▶ _Excerpt provided_

+-------+

The GOP leader of the Senate, Sen. Mitch McConnell, and the chairman of the Senate’s judiciary committee, Sen. Chuck Grassley, are singing a choreographed and harmonious rejection of the Democratic Senators who want to quickly replace Justice Antonin Scalia with an appointee from President Barack Obama.
Their harmonious tune, published by The Washington Post, is bad for the Democrats, especially their emerging leader, Sen. Chuck Schumer. The harmony means less GOP disagreement, and that means less media drama, less controversy and less pressure on Republican Senators to surrender to Obama and his progressives.
The two Senators’ lyrics are also effective, because they’re urging Democrats to let the voting public — not just politicians — help pick the next lifetime appointee to the Supreme Court. That’s a moral high-ground, and it helps other GOP Senators fend off Democratic claims that they are “obstructing” the Senate.
Supreme Court Justice Antonin Scalia was a towering figure whose sharp wit and formidable intellect were rivaled only by a decades-long fidelity to our founding document and an enduring commitment to the rule of law. His death stands as a tragic loss for our country. Finding the right person to take the seat he occupied will clearly be a monumental task.
It may be a consequential challenge, but we think it’s one the American people are more than equipped to tackle.

+-------+

[Dataset excerpt]
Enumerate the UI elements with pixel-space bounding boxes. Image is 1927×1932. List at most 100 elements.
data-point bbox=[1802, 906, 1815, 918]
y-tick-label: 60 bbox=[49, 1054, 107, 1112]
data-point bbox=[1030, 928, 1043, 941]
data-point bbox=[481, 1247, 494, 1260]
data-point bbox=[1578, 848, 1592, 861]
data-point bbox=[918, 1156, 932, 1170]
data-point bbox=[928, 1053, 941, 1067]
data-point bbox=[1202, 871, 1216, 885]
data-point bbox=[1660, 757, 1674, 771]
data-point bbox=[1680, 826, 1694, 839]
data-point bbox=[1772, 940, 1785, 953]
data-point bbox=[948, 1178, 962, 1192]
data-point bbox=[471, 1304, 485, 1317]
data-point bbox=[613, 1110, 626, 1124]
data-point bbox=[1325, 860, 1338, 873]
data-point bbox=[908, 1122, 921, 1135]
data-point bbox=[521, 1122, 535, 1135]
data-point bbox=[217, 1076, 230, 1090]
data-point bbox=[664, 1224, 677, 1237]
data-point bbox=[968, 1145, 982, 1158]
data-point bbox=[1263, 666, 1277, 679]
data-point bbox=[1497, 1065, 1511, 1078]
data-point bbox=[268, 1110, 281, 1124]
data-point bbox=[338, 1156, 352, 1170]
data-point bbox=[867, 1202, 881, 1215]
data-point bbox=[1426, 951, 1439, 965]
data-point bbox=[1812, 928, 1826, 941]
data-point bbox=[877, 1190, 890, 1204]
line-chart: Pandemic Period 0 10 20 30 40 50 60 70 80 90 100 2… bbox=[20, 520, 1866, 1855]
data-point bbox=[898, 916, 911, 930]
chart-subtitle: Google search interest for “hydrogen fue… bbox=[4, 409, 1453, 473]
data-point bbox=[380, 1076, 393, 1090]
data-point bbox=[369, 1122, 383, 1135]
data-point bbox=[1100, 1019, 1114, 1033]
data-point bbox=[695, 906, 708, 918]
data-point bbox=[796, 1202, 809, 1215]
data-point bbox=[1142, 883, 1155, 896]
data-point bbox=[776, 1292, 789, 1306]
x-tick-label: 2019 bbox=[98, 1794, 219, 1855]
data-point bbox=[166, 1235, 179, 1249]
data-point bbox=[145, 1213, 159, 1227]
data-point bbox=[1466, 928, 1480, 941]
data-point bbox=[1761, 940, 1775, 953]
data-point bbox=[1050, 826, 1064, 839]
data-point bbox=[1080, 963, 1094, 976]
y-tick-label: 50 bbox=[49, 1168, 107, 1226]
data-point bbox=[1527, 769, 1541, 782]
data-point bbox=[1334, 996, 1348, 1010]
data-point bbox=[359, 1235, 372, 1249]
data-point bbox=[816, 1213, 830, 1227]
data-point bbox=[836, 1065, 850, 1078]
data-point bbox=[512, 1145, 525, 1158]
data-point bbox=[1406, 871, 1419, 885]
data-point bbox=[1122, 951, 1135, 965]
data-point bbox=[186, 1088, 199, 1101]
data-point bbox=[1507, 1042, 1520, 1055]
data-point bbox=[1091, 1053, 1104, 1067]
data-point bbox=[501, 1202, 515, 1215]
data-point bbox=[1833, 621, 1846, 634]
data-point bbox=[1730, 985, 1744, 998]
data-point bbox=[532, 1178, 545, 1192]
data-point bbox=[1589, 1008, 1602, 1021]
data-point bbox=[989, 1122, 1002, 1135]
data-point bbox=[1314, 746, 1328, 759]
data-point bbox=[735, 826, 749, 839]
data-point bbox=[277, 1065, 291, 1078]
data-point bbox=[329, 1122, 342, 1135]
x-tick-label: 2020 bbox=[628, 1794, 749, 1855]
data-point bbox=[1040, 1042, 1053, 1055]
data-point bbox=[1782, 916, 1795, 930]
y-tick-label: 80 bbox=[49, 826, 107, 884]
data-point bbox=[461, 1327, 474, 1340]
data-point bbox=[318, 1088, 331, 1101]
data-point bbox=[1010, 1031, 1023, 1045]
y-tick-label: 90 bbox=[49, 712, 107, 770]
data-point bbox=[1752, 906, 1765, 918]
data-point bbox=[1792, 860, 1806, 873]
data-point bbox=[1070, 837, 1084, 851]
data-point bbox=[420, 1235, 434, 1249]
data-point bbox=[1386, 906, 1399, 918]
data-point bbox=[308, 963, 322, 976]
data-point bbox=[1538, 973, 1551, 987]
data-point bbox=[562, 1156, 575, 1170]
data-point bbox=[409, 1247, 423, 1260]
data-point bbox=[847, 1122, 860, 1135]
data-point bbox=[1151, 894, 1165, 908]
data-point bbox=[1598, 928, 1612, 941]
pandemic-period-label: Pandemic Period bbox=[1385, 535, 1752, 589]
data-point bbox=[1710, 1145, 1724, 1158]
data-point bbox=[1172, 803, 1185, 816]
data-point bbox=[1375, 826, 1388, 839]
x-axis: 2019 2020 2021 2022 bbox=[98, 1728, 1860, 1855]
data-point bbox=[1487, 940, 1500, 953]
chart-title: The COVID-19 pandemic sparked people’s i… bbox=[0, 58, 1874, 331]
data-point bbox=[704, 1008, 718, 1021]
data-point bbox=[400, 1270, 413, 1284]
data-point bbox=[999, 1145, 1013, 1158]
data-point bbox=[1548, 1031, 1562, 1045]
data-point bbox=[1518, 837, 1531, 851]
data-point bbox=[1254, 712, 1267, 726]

+-------+

▶ _Stated goal_
Write out the commentary about Senate Republicans and the Supreme Court vacancy left by Justice Scalia word for word, from start to finish.

▶ _Complete answer_
The GOP leader of the Senate, Sen. Mitch McConnell, and the chairman of the Senate’s judiciary committee, Sen. Chuck Grassley, are singing a choreographed and harmonious rejection of the Democratic Senators who want to quickly replace Justice Antonin Scalia with an appointee from President Barack Obama.
Their harmonious tune, published by The Washington Post, is bad for the Democrats, especially their emerging leader, Sen. Chuck Schumer. The harmony means less GOP disagreement, and that means less media drama, less controversy and less pressure on Republican Senators to surrender to Obama and his progressives.
The two Senators’ lyrics are also effective, because they’re urging Democrats to let the voting public — not just politicians — help pick the next lifetime appointee to the Supreme Court. That’s a moral high-ground, and it helps other GOP Senators fend off Democratic claims that they are “obstructing” the Senate.
Supreme Court Justice Antonin Scalia was a towering figure whose sharp wit and formidable intellect were rivaled only by a decades-long fidelity to our founding document and an enduring commitment to the rule of law. His death stands as a tragic loss for our country. Finding the right person to take the seat he occupied will clearly be a monumental task.
It may be a consequential challenge, but we think it’s one the American people are more than equipped to tackle.